[Start of Exercise inputs]

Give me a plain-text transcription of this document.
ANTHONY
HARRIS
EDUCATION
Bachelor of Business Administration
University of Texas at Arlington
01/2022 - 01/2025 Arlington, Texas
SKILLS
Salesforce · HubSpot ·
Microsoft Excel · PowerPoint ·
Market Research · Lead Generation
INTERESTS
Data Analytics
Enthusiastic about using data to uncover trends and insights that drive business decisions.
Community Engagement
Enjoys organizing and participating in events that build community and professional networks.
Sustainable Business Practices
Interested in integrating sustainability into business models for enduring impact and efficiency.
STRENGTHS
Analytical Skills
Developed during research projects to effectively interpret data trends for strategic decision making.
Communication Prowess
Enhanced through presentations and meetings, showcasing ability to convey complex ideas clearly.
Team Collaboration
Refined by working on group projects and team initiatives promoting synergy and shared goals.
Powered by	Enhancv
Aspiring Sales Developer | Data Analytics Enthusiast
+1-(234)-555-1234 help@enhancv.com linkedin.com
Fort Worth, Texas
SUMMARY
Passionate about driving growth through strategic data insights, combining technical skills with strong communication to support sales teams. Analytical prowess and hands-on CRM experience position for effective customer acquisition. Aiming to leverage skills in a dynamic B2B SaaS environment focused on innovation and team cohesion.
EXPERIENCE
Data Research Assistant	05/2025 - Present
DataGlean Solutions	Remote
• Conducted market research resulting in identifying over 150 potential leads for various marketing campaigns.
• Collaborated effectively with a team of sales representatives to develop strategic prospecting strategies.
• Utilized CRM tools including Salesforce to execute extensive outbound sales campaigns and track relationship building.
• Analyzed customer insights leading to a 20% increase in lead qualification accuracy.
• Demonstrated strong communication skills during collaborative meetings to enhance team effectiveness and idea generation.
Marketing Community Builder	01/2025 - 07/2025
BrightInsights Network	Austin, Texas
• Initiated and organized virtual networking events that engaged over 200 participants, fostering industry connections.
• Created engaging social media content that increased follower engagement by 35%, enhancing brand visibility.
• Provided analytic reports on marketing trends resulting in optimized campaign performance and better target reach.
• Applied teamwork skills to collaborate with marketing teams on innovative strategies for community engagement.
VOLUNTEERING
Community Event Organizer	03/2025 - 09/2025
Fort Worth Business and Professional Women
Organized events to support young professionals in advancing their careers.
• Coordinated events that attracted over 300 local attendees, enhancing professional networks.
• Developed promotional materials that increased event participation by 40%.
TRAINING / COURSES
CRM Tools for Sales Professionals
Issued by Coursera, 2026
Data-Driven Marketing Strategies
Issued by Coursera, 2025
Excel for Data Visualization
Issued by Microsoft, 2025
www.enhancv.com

[End of Exercise inputs]

- [Exercise objective]
Make an exact copy of the material above.

- [Answer to the task]
Give me a plain-text transcription of this document.
ANTHONY
HARRIS
EDUCATION
Bachelor of Business Administration
University of Texas at Arlington
01/2022 - 01/2025 Arlington, Texas
SKILLS
Salesforce · HubSpot ·
Microsoft Excel · PowerPoint ·
Market Research · Lead Generation
INTERESTS
Data Analytics
Enthusiastic about using data to uncover trends and insights that drive business decisions.
Community Engagement
Enjoys organizing and participating in events that build community and professional networks.
Sustainable Business Practices
Interested in integrating sustainability into business models for enduring impact and efficiency.
STRENGTHS
Analytical Skills
Developed during research projects to effectively interpret data trends for strategic decision making.
Communication Prowess
Enhanced through presentations and meetings, showcasing ability to convey complex ideas clearly.
Team Collaboration
Refined by working on group projects and team initiatives promoting synergy and shared goals.
Powered by	Enhancv
Aspiring Sales Developer | Data Analytics Enthusiast
+1-(234)-555-1234 help@enhancv.com linkedin.com
Fort Worth, Texas
SUMMARY
Passionate about driving growth through strategic data insights, combining technical skills with strong communication to support sales teams. Analytical prowess and hands-on CRM experience position for effective customer acquisition. Aiming to leverage skills in a dynamic B2B SaaS environment focused on innovation and team cohesion.
EXPERIENCE
Data Research Assistant	05/2025 - Present
DataGlean Solutions	Remote
• Conducted market research resulting in identifying over 150 potential leads for various marketing campaigns.
• Collaborated effectively with a team of sales representatives to develop strategic prospecting strategies.
• Utilized CRM tools including Salesforce to execute extensive outbound sales campaigns and track relationship building.
• Analyzed customer insights leading to a 20% increase in lead qualification accuracy.
• Demonstrated strong communication skills during collaborative meetings to enhance team effectiveness and idea generation.
Marketing Community Builder	01/2025 - 07/2025
BrightInsights Network	Austin, Texas
• Initiated and organized virtual networking events that engaged over 200 participants, fostering industry connections.
• Created engaging social media content that increased follower engagement by 35%, enhancing brand visibility.
• Provided analytic reports on marketing trends resulting in optimized campaign performance and better target reach.
• Applied teamwork skills to collaborate with marketing teams on innovative strategies for community engagement.
VOLUNTEERING
Community Event Organizer	03/2025 - 09/2025
Fort Worth Business and Professional Women
Organized events to support young professionals in advancing their careers.
• Coordinated events that attracted over 300 local attendees, enhancing professional networks.
• Developed promotional materials that increased event participation by 40%.
TRAINING / COURSES
CRM Tools for Sales Professionals
Issued by Coursera, 2026
Data-Driven Marketing Strategies
Issued by Coursera, 2025
Excel for Data Visualization
Issued by Microsoft, 2025
www.enhancv.com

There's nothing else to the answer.